Stored entries:
# # # # # # #
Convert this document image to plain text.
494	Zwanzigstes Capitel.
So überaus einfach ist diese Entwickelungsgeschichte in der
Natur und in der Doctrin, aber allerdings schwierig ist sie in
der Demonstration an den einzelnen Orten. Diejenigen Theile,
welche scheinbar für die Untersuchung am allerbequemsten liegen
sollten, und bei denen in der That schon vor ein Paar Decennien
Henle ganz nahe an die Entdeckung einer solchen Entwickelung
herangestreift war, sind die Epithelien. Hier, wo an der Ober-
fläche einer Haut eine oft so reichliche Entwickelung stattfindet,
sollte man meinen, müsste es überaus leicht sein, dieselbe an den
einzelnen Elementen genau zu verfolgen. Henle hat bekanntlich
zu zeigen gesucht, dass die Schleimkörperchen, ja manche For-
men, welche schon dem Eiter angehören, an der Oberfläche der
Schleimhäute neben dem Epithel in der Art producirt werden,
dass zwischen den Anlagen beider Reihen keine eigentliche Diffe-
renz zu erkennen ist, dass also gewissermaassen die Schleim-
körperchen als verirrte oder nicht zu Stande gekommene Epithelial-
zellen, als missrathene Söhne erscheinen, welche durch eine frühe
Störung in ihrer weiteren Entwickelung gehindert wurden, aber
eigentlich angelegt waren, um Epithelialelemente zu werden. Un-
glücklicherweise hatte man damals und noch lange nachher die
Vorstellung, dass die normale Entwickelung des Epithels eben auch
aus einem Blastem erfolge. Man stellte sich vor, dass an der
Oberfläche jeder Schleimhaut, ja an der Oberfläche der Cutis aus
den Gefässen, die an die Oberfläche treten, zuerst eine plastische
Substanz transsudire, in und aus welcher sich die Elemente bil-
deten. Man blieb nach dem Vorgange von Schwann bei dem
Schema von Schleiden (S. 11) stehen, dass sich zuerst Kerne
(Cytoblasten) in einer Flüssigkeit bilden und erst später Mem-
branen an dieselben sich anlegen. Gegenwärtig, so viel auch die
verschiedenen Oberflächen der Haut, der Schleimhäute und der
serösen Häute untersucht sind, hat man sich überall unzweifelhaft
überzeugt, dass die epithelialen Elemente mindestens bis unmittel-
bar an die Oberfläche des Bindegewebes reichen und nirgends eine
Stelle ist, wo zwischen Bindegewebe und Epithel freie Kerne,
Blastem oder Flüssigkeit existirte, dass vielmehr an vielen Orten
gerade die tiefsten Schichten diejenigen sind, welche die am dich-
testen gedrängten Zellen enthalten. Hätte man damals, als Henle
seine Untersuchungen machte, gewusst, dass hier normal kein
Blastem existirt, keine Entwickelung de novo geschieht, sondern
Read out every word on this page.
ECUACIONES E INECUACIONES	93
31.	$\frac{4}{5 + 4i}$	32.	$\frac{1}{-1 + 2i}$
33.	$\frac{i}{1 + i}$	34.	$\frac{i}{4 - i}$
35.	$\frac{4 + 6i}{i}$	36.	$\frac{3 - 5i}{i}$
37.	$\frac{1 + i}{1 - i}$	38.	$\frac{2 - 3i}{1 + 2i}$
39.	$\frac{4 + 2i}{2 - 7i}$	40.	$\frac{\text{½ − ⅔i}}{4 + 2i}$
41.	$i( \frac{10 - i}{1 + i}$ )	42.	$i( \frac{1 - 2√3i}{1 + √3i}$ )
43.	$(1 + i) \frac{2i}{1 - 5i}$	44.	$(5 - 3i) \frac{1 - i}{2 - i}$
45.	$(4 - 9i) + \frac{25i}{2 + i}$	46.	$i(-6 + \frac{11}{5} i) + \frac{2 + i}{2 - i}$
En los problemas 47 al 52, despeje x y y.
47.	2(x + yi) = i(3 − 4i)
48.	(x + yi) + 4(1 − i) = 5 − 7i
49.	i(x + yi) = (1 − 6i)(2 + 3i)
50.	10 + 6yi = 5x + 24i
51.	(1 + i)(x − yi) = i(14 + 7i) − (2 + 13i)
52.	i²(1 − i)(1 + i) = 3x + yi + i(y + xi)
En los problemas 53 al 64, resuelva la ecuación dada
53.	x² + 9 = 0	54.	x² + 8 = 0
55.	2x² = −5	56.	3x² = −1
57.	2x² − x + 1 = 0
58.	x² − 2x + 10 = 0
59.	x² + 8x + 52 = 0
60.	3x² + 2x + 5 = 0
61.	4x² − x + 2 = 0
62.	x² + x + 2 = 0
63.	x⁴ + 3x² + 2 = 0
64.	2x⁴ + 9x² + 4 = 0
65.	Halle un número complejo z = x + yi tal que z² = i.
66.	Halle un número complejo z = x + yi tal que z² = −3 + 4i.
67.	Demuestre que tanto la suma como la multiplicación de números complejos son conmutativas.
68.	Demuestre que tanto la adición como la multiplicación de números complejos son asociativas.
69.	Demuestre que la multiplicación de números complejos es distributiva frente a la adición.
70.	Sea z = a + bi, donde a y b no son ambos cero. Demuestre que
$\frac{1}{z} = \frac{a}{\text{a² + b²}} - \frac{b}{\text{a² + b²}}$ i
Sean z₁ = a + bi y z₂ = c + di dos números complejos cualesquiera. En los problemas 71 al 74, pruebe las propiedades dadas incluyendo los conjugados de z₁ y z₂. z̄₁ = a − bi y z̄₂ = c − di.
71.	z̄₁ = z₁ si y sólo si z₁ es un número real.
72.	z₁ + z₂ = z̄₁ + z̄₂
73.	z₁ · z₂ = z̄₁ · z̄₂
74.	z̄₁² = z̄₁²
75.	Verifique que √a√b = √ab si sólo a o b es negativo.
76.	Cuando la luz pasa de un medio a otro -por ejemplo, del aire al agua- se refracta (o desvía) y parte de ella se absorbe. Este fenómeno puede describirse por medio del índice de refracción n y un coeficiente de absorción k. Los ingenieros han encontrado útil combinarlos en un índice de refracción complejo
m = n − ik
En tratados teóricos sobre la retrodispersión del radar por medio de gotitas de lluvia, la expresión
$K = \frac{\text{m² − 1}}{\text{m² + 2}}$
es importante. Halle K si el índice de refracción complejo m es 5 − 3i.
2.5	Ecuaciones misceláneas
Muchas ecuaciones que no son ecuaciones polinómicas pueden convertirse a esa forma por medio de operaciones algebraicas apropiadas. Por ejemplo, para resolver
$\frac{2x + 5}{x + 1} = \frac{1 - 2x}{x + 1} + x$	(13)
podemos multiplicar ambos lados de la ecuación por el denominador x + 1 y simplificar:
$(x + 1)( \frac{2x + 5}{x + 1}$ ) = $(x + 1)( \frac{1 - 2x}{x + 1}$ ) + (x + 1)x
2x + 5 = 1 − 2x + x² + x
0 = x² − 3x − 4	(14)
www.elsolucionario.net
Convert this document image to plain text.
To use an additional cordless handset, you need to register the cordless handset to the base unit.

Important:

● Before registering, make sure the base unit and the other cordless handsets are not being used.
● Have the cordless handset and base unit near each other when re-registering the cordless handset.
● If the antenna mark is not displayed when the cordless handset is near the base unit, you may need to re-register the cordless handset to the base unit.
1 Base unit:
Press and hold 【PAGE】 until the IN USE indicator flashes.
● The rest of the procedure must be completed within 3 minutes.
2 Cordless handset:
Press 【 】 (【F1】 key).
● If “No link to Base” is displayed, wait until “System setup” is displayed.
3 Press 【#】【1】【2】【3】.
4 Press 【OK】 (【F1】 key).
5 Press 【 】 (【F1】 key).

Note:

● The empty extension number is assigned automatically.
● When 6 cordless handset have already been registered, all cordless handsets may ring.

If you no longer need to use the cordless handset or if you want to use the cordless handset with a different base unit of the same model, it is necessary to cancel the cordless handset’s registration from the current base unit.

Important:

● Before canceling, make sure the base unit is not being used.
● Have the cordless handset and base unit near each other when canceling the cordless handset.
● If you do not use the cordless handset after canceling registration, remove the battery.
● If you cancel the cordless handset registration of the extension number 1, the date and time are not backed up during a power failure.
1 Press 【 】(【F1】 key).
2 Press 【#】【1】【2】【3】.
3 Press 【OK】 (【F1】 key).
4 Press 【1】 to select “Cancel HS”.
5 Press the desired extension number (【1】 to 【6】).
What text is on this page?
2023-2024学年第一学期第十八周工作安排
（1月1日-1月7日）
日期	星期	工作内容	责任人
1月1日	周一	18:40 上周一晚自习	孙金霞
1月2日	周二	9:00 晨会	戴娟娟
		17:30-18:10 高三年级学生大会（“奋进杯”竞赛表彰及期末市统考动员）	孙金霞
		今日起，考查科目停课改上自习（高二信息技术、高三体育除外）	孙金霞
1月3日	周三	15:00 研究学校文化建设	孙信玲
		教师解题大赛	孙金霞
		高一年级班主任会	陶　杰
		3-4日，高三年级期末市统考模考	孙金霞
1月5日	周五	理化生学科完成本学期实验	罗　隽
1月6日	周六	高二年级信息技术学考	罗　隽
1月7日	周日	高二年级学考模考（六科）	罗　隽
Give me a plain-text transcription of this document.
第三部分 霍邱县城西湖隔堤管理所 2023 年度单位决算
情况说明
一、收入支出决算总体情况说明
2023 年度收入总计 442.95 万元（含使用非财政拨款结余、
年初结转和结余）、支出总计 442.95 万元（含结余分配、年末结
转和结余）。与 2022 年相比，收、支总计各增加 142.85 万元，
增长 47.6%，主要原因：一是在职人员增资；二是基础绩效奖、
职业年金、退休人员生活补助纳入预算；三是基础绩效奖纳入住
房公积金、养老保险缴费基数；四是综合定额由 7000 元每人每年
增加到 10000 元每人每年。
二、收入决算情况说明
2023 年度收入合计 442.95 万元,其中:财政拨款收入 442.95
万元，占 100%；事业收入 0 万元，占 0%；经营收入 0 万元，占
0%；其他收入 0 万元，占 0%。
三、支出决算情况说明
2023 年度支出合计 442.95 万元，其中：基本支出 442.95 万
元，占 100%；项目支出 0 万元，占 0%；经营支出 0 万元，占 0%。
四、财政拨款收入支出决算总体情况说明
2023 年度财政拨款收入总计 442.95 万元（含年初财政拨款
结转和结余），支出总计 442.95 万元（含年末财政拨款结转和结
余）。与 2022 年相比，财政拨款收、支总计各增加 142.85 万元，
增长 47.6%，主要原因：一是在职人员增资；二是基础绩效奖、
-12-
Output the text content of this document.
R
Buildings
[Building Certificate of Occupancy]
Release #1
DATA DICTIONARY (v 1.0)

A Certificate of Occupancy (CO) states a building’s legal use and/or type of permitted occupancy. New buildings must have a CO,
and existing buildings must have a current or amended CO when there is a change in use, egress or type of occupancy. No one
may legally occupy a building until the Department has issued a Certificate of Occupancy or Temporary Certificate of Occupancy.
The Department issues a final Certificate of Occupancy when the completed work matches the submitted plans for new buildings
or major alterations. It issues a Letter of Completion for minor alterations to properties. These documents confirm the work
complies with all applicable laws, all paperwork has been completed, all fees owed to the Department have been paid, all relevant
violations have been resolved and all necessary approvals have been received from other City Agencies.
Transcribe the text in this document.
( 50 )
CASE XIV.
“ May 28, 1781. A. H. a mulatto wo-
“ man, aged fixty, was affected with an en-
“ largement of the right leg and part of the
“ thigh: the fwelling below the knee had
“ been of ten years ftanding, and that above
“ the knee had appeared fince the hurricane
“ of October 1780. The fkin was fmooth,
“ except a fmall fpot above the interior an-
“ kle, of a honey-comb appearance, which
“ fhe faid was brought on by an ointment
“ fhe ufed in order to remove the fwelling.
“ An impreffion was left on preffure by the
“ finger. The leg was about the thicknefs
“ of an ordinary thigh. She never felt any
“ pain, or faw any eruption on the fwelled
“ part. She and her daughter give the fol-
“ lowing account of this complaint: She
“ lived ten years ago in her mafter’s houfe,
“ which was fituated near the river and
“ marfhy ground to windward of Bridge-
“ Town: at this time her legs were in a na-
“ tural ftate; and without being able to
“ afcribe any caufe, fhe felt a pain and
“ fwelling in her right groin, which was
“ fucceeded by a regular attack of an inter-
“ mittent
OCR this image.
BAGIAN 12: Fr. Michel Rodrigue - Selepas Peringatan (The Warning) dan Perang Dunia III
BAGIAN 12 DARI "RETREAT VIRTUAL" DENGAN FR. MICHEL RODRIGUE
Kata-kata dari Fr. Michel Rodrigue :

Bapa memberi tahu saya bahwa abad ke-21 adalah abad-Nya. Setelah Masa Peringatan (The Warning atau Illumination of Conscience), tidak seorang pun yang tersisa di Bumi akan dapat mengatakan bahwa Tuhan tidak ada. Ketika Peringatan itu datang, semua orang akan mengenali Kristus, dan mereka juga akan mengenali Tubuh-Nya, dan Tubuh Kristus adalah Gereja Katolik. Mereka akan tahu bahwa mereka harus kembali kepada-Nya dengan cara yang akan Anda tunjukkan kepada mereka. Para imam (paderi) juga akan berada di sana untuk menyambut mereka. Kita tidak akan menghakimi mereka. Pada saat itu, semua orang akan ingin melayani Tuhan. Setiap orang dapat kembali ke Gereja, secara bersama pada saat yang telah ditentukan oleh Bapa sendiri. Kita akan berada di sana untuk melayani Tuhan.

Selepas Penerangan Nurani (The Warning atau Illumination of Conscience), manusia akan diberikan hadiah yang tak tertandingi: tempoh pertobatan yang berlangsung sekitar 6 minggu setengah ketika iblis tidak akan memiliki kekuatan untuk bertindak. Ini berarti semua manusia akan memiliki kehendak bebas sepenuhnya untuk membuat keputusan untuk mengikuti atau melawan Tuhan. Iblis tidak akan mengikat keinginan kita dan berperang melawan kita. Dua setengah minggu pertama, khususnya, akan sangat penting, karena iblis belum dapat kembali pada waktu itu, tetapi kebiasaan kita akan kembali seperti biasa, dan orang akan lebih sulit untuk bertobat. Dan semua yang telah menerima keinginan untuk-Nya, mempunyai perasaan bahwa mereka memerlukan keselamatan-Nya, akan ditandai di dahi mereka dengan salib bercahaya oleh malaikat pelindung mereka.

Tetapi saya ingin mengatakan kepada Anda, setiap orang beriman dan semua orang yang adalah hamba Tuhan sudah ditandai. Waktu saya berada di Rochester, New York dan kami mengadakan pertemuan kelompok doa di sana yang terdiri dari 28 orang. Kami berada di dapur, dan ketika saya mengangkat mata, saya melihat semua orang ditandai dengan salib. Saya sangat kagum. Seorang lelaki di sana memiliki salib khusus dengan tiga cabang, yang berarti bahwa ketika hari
# # # # # # #
WHAT YOU WILL DO
Gather up the lines that contain the word "near".

RESPONSE
● Have the cordless handset and base unit near each other when re-registering the cordless handset.
● If the antenna mark is not displayed when the cordless handset is near the base unit, you may need to re-register the cordless handset to the base unit.
● Have the cordless handset and base unit near each other when canceling the cordless handset.
“ which was fituated near the river and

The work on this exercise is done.